==== DATA TO USE
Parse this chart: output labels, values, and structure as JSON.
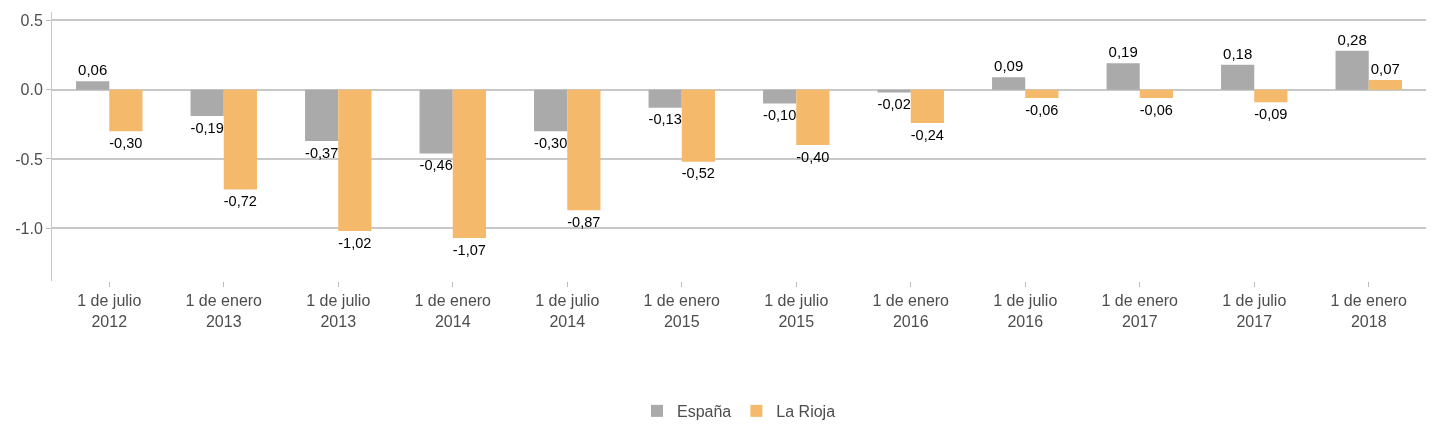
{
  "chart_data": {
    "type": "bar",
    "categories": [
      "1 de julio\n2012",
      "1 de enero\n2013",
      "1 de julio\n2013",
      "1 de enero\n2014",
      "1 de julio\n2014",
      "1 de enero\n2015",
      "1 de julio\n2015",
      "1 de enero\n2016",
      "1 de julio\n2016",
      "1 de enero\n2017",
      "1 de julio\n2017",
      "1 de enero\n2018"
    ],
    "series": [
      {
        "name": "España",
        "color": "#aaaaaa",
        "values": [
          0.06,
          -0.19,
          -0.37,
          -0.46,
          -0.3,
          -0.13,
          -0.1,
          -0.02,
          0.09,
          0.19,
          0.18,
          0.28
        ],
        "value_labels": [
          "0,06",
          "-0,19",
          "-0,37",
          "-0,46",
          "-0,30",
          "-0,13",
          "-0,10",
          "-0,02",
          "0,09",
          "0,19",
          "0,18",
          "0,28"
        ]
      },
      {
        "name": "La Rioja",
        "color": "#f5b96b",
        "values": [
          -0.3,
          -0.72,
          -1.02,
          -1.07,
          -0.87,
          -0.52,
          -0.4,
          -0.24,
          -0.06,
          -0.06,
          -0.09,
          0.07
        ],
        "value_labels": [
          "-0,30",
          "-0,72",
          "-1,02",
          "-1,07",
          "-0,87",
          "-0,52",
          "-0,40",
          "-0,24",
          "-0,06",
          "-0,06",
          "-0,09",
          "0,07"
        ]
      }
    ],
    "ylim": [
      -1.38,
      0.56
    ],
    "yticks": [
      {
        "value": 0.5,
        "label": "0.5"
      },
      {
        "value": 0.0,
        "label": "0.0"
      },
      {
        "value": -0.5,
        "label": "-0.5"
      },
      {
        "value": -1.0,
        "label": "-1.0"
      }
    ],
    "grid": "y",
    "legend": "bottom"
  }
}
========
==== DATA TO USE
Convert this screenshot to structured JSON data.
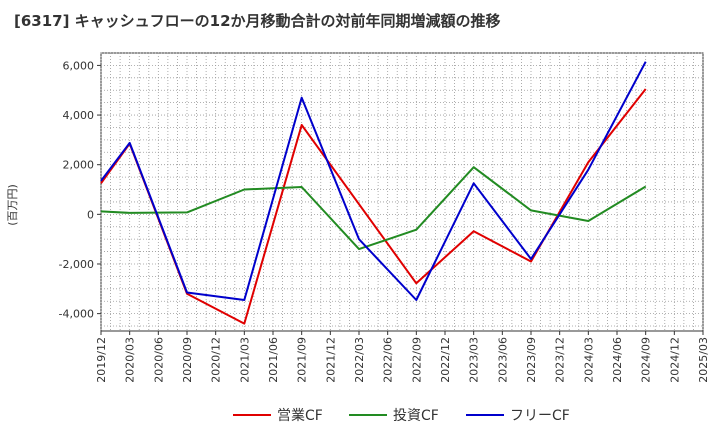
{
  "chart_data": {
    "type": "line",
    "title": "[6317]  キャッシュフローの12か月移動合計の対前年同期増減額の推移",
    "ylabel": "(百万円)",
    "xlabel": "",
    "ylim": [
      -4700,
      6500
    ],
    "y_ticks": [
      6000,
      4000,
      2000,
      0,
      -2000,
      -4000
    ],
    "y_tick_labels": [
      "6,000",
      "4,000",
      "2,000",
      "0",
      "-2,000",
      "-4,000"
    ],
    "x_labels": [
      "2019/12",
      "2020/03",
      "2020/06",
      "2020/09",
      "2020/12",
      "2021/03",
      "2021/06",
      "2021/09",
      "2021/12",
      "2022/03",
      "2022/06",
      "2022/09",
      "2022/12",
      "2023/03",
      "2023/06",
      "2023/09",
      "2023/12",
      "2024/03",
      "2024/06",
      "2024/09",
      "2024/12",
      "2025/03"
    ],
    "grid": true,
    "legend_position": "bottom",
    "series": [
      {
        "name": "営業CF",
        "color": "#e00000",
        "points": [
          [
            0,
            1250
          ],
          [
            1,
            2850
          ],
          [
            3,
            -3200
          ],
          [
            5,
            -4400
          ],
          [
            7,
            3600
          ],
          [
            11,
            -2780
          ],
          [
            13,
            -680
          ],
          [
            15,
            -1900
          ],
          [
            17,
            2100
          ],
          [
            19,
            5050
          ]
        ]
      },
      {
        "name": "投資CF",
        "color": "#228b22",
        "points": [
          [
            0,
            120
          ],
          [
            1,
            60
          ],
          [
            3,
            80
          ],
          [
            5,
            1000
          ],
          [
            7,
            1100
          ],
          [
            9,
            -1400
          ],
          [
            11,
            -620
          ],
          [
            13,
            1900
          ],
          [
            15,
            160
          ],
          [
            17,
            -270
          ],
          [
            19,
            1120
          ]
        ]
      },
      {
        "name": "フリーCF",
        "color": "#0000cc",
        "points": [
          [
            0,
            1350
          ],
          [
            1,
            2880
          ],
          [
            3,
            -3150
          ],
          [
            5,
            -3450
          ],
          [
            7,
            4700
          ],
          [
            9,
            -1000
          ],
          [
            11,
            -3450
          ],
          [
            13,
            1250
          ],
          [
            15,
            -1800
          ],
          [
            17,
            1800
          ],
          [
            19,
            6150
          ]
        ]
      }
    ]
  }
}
========
PROBLEM REQUIREMENTS =>
Copy all lines in the listing above where the string "name" appears.

TASK OUTPUT =>
        "name": "España",
        "name": "La Rioja",
        "name": "営業CF",
        "name": "投資CF",
        "name": "フリーCF",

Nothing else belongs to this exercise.